Records excerpted from a collection:
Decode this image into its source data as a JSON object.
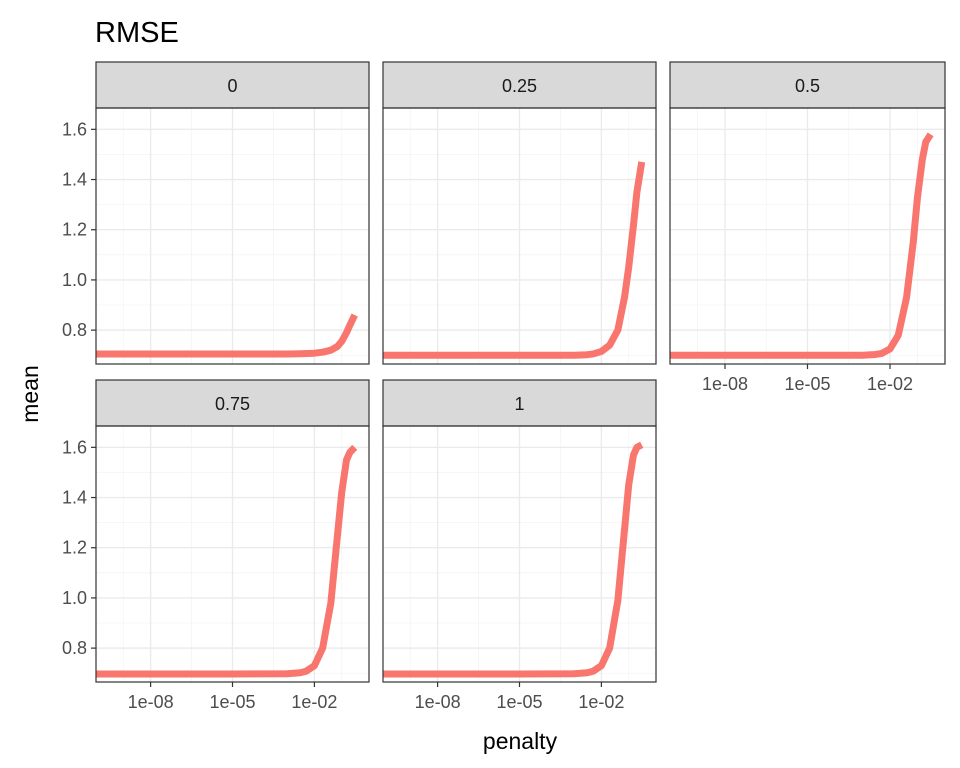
{
  "chart_data": {
    "type": "line",
    "title": "RMSE",
    "xlabel": "penalty",
    "ylabel": "mean",
    "x_scale": "log10",
    "xlim": [
      1e-10,
      1
    ],
    "ylim": [
      0.665,
      1.685
    ],
    "x_ticks": [
      1e-08,
      1e-05,
      0.01
    ],
    "x_tick_labels": [
      "1e-08",
      "1e-05",
      "1e-02"
    ],
    "y_ticks": [
      0.8,
      1.0,
      1.2,
      1.4,
      1.6
    ],
    "y_tick_labels": [
      "0.8",
      "1.0",
      "1.2",
      "1.4",
      "1.6"
    ],
    "facet_strip_color": "#d9d9d9",
    "grid": true,
    "line_color": "#f8766d",
    "facets": [
      {
        "label": "0",
        "x": [
          1e-10,
          1e-08,
          1e-05,
          0.001,
          0.003,
          0.01,
          0.02,
          0.04,
          0.07,
          0.1,
          0.15,
          0.2,
          0.3
        ],
        "y": [
          0.705,
          0.705,
          0.705,
          0.705,
          0.706,
          0.708,
          0.712,
          0.72,
          0.735,
          0.755,
          0.79,
          0.82,
          0.86
        ]
      },
      {
        "label": "0.25",
        "x": [
          1e-10,
          1e-08,
          1e-05,
          0.001,
          0.003,
          0.005,
          0.01,
          0.02,
          0.04,
          0.07,
          0.1,
          0.15,
          0.2,
          0.3
        ],
        "y": [
          0.7,
          0.7,
          0.7,
          0.7,
          0.702,
          0.705,
          0.715,
          0.74,
          0.8,
          0.93,
          1.05,
          1.22,
          1.35,
          1.47
        ]
      },
      {
        "label": "0.5",
        "x": [
          1e-10,
          1e-08,
          1e-05,
          0.001,
          0.003,
          0.005,
          0.01,
          0.02,
          0.04,
          0.07,
          0.1,
          0.15,
          0.2,
          0.3
        ],
        "y": [
          0.7,
          0.7,
          0.7,
          0.7,
          0.703,
          0.707,
          0.725,
          0.78,
          0.93,
          1.15,
          1.33,
          1.48,
          1.55,
          1.58
        ]
      },
      {
        "label": "0.75",
        "x": [
          1e-10,
          1e-08,
          1e-05,
          0.001,
          0.003,
          0.005,
          0.01,
          0.02,
          0.04,
          0.07,
          0.1,
          0.15,
          0.2,
          0.3
        ],
        "y": [
          0.697,
          0.697,
          0.697,
          0.698,
          0.702,
          0.708,
          0.73,
          0.8,
          0.98,
          1.25,
          1.42,
          1.55,
          1.58,
          1.6
        ]
      },
      {
        "label": "1",
        "x": [
          1e-10,
          1e-08,
          1e-05,
          0.001,
          0.003,
          0.005,
          0.01,
          0.02,
          0.04,
          0.07,
          0.1,
          0.15,
          0.2,
          0.3
        ],
        "y": [
          0.697,
          0.697,
          0.697,
          0.698,
          0.702,
          0.708,
          0.73,
          0.8,
          0.99,
          1.27,
          1.45,
          1.57,
          1.6,
          1.61
        ]
      }
    ]
  }
}
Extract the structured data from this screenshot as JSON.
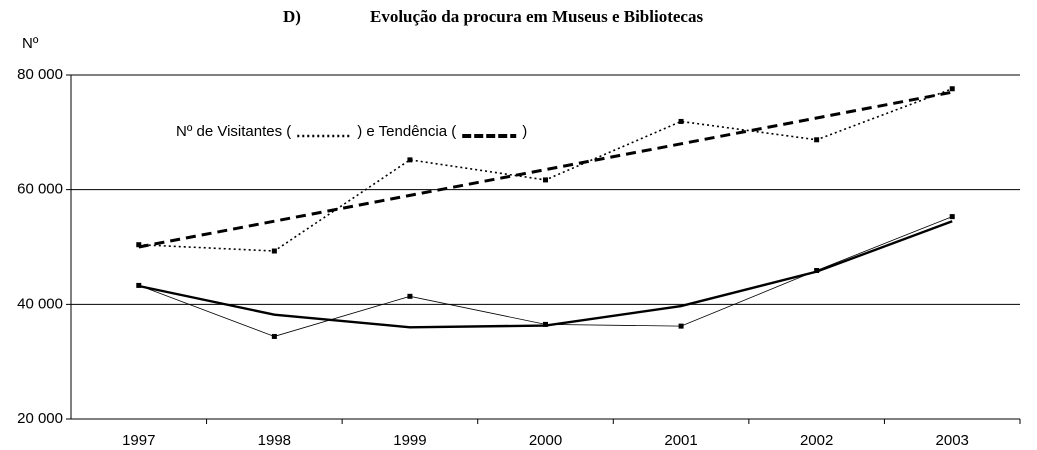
{
  "chart_data": {
    "type": "line",
    "title_prefix": "D)",
    "title": "Evolução da procura em Museus e Bibliotecas",
    "y_label": "Nº",
    "annotation": {
      "before": "Nº de Visitantes (",
      "middle": ") e Tendência (",
      "after": ")"
    },
    "categories": [
      "1997",
      "1998",
      "1999",
      "2000",
      "2001",
      "2002",
      "2003"
    ],
    "ylim": [
      20000,
      80000
    ],
    "yticks": [
      {
        "value": 20000,
        "label": "20 000"
      },
      {
        "value": 40000,
        "label": "40 000"
      },
      {
        "value": 60000,
        "label": "60 000"
      },
      {
        "value": 80000,
        "label": "80 000"
      }
    ],
    "grid": true,
    "series": [
      {
        "color": "#000",
        "style": "dotted",
        "markers": true,
        "values": [
          50400,
          49300,
          65200,
          61700,
          71900,
          68700,
          77600
        ]
      },
      {
        "color": "#000",
        "style": "dashed",
        "markers": false,
        "values": [
          50000,
          54500,
          59000,
          63500,
          68000,
          72500,
          77000
        ]
      },
      {
        "color": "#000",
        "style": "thin",
        "markers": true,
        "values": [
          43300,
          34400,
          41400,
          36500,
          36200,
          45900,
          55300
        ]
      },
      {
        "color": "#000",
        "style": "thick",
        "markers": false,
        "values": [
          43200,
          38200,
          36000,
          36300,
          39700,
          45700,
          54500
        ]
      }
    ]
  }
}
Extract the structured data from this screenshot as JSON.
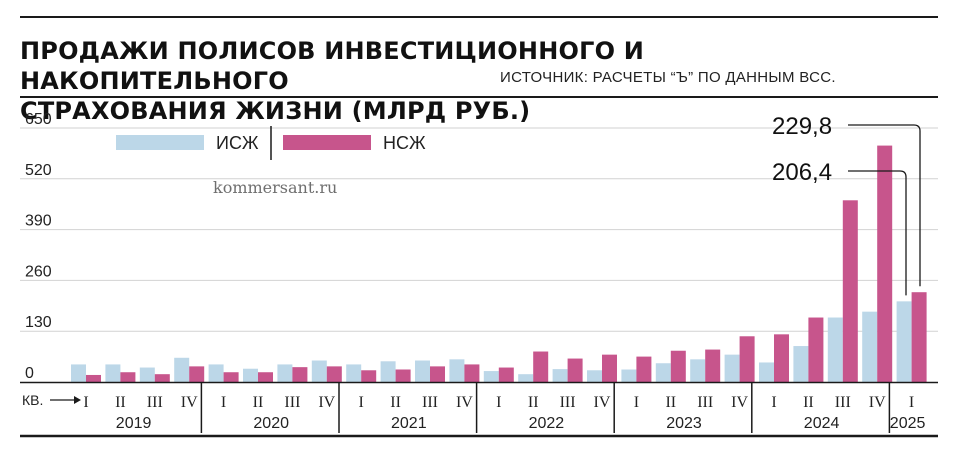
{
  "title_lines": [
    "ПРОДАЖИ ПОЛИСОВ ИНВЕСТИЦИОННОГО И НАКОПИТЕЛЬНОГО",
    "СТРАХОВАНИЯ ЖИЗНИ (МЛРД РУБ.)"
  ],
  "source": "ИСТОЧНИК: РАСЧЕТЫ “Ъ” ПО ДАННЫМ ВСС.",
  "watermark": "kommersant.ru",
  "quarter_marker": "КВ.",
  "colors": {
    "isj": "#bcd7e8",
    "nsj": "#c7558c",
    "ink": "#1a1a1a"
  },
  "chart_data": {
    "type": "bar",
    "title": "ПРОДАЖИ ПОЛИСОВ ИНВЕСТИЦИОННОГО И НАКОПИТЕЛЬНОГО СТРАХОВАНИЯ ЖИЗНИ (МЛРД РУБ.)",
    "ylim": [
      0,
      650
    ],
    "yticks": [
      0,
      130,
      260,
      390,
      520,
      650
    ],
    "ytick_labels": [
      "0",
      "130",
      "260",
      "390",
      "520",
      "650"
    ],
    "grid": true,
    "legend_position": "top-left",
    "categories": [
      "I",
      "II",
      "III",
      "IV",
      "I",
      "II",
      "III",
      "IV",
      "I",
      "II",
      "III",
      "IV",
      "I",
      "II",
      "III",
      "IV",
      "I",
      "II",
      "III",
      "IV",
      "I",
      "II",
      "III",
      "IV",
      "I"
    ],
    "years": [
      {
        "label": "2019",
        "quarters": 4
      },
      {
        "label": "2020",
        "quarters": 4
      },
      {
        "label": "2021",
        "quarters": 4
      },
      {
        "label": "2022",
        "quarters": 4
      },
      {
        "label": "2023",
        "quarters": 4
      },
      {
        "label": "2024",
        "quarters": 4
      },
      {
        "label": "2025",
        "quarters": 1
      }
    ],
    "series": [
      {
        "name": "ИСЖ",
        "values": [
          45,
          45,
          37,
          62,
          45,
          34,
          45,
          55,
          45,
          53,
          55,
          58,
          28,
          20,
          33,
          30,
          32,
          48,
          58,
          70,
          50,
          92,
          165,
          180,
          206.4
        ]
      },
      {
        "name": "НСЖ",
        "values": [
          18,
          25,
          20,
          40,
          25,
          25,
          38,
          40,
          30,
          32,
          40,
          45,
          37,
          78,
          60,
          70,
          65,
          80,
          83,
          117,
          122,
          165,
          465,
          605,
          229.8
        ]
      }
    ],
    "annotations": [
      {
        "text": "229,8",
        "series": "НСЖ",
        "index": 24
      },
      {
        "text": "206,4",
        "series": "ИСЖ",
        "index": 24
      }
    ]
  }
}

* _AIM_:
Set the entries down again exactly. Do not include the images.

* _CORRECT RESPONSE_:
Decode this image into its source data as a JSON object.
{
  "chart_data": {
    "type": "line",
    "title": "RMSE",
    "xlabel": "penalty",
    "ylabel": "mean",
    "x_scale": "log10",
    "xlim": [
      1e-10,
      1
    ],
    "ylim": [
      0.665,
      1.685
    ],
    "x_ticks": [
      1e-08,
      1e-05,
      0.01
    ],
    "x_tick_labels": [
      "1e-08",
      "1e-05",
      "1e-02"
    ],
    "y_ticks": [
      0.8,
      1.0,
      1.2,
      1.4,
      1.6
    ],
    "y_tick_labels": [
      "0.8",
      "1.0",
      "1.2",
      "1.4",
      "1.6"
    ],
    "facet_strip_color": "#d9d9d9",
    "grid": true,
    "line_color": "#f8766d",
    "facets": [
      {
        "label": "0",
        "x": [
          1e-10,
          1e-08,
          1e-05,
          0.001,
          0.003,
          0.01,
          0.02,
          0.04,
          0.07,
          0.1,
          0.15,
          0.2,
          0.3
        ],
        "y": [
          0.705,
          0.705,
          0.705,
          0.705,
          0.706,
          0.708,
          0.712,
          0.72,
          0.735,
          0.755,
          0.79,
          0.82,
          0.86
        ]
      },
      {
        "label": "0.25",
        "x": [
          1e-10,
          1e-08,
          1e-05,
          0.001,
          0.003,
          0.005,
          0.01,
          0.02,
          0.04,
          0.07,
          0.1,
          0.15,
          0.2,
          0.3
        ],
        "y": [
          0.7,
          0.7,
          0.7,
          0.7,
          0.702,
          0.705,
          0.715,
          0.74,
          0.8,
          0.93,
          1.05,
          1.22,
          1.35,
          1.47
        ]
      },
      {
        "label": "0.5",
        "x": [
          1e-10,
          1e-08,
          1e-05,
          0.001,
          0.003,
          0.005,
          0.01,
          0.02,
          0.04,
          0.07,
          0.1,
          0.15,
          0.2,
          0.3
        ],
        "y": [
          0.7,
          0.7,
          0.7,
          0.7,
          0.703,
          0.707,
          0.725,
          0.78,
          0.93,
          1.15,
          1.33,
          1.48,
          1.55,
          1.58
        ]
      },
      {
        "label": "0.75",
        "x": [
          1e-10,
          1e-08,
          1e-05,
          0.001,
          0.003,
          0.005,
          0.01,
          0.02,
          0.04,
          0.07,
          0.1,
          0.15,
          0.2,
          0.3
        ],
        "y": [
          0.697,
          0.697,
          0.697,
          0.698,
          0.702,
          0.708,
          0.73,
          0.8,
          0.98,
          1.25,
          1.42,
          1.55,
          1.58,
          1.6
        ]
      },
      {
        "label": "1",
        "x": [
          1e-10,
          1e-08,
          1e-05,
          0.001,
          0.003,
          0.005,
          0.01,
          0.02,
          0.04,
          0.07,
          0.1,
          0.15,
          0.2,
          0.3
        ],
        "y": [
          0.697,
          0.697,
          0.697,
          0.698,
          0.702,
          0.708,
          0.73,
          0.8,
          0.99,
          1.27,
          1.45,
          1.57,
          1.6,
          1.61
        ]
      }
    ]
  }
}
Extract the structured data from this screenshot as JSON.
{
  "chart_data": {
    "type": "line",
    "title_prefix": "D)",
    "title": "Evolução da procura em Museus e Bibliotecas",
    "y_label": "Nº",
    "annotation": {
      "before": "Nº de Visitantes (",
      "middle": ") e Tendência (",
      "after": ")"
    },
    "categories": [
      "1997",
      "1998",
      "1999",
      "2000",
      "2001",
      "2002",
      "2003"
    ],
    "ylim": [
      20000,
      80000
    ],
    "yticks": [
      {
        "value": 20000,
        "label": "20 000"
      },
      {
        "value": 40000,
        "label": "40 000"
      },
      {
        "value": 60000,
        "label": "60 000"
      },
      {
        "value": 80000,
        "label": "80 000"
      }
    ],
    "grid": true,
    "series": [
      {
        "color": "#000",
        "style": "dotted",
        "markers": true,
        "values": [
          50400,
          49300,
          65200,
          61700,
          71900,
          68700,
          77600
        ]
      },
      {
        "color": "#000",
        "style": "dashed",
        "markers": false,
        "values": [
          50000,
          54500,
          59000,
          63500,
          68000,
          72500,
          77000
        ]
      },
      {
        "color": "#000",
        "style": "thin",
        "markers": true,
        "values": [
          43300,
          34400,
          41400,
          36500,
          36200,
          45900,
          55300
        ]
      },
      {
        "color": "#000",
        "style": "thick",
        "markers": false,
        "values": [
          43200,
          38200,
          36000,
          36300,
          39700,
          45700,
          54500
        ]
      }
    ]
  }
}
Extract the structured data from this screenshot as JSON.
{
  "title_lines": [
    "ПРОДАЖИ ПОЛИСОВ ИНВЕСТИЦИОННОГО И НАКОПИТЕЛЬНОГО",
    "СТРАХОВАНИЯ ЖИЗНИ (МЛРД РУБ.)"
  ],
  "source": "ИСТОЧНИК: РАСЧЕТЫ “Ъ” ПО ДАННЫМ ВСС.",
  "watermark": "kommersant.ru",
  "quarter_marker": "КВ.",
  "colors": {
    "isj": "#bcd7e8",
    "nsj": "#c7558c",
    "ink": "#1a1a1a"
  },
  "chart_data": {
    "type": "bar",
    "title": "ПРОДАЖИ ПОЛИСОВ ИНВЕСТИЦИОННОГО И НАКОПИТЕЛЬНОГО СТРАХОВАНИЯ ЖИЗНИ (МЛРД РУБ.)",
    "ylim": [
      0,
      650
    ],
    "yticks": [
      0,
      130,
      260,
      390,
      520,
      650
    ],
    "ytick_labels": [
      "0",
      "130",
      "260",
      "390",
      "520",
      "650"
    ],
    "grid": true,
    "legend_position": "top-left",
    "categories": [
      "I",
      "II",
      "III",
      "IV",
      "I",
      "II",
      "III",
      "IV",
      "I",
      "II",
      "III",
      "IV",
      "I",
      "II",
      "III",
      "IV",
      "I",
      "II",
      "III",
      "IV",
      "I",
      "II",
      "III",
      "IV",
      "I"
    ],
    "years": [
      {
        "label": "2019",
        "quarters": 4
      },
      {
        "label": "2020",
        "quarters": 4
      },
      {
        "label": "2021",
        "quarters": 4
      },
      {
        "label": "2022",
        "quarters": 4
      },
      {
        "label": "2023",
        "quarters": 4
      },
      {
        "label": "2024",
        "quarters": 4
      },
      {
        "label": "2025",
        "quarters": 1
      }
    ],
    "series": [
      {
        "name": "ИСЖ",
        "values": [
          45,
          45,
          37,
          62,
          45,
          34,
          45,
          55,
          45,
          53,
          55,
          58,
          28,
          20,
          33,
          30,
          32,
          48,
          58,
          70,
          50,
          92,
          165,
          180,
          206.4
        ]
      },
      {
        "name": "НСЖ",
        "values": [
          18,
          25,
          20,
          40,
          25,
          25,
          38,
          40,
          30,
          32,
          40,
          45,
          37,
          78,
          60,
          70,
          65,
          80,
          83,
          117,
          122,
          165,
          465,
          605,
          229.8
        ]
      }
    ],
    "annotations": [
      {
        "text": "229,8",
        "series": "НСЖ",
        "index": 24
      },
      {
        "text": "206,4",
        "series": "ИСЖ",
        "index": 24
      }
    ]
  }
}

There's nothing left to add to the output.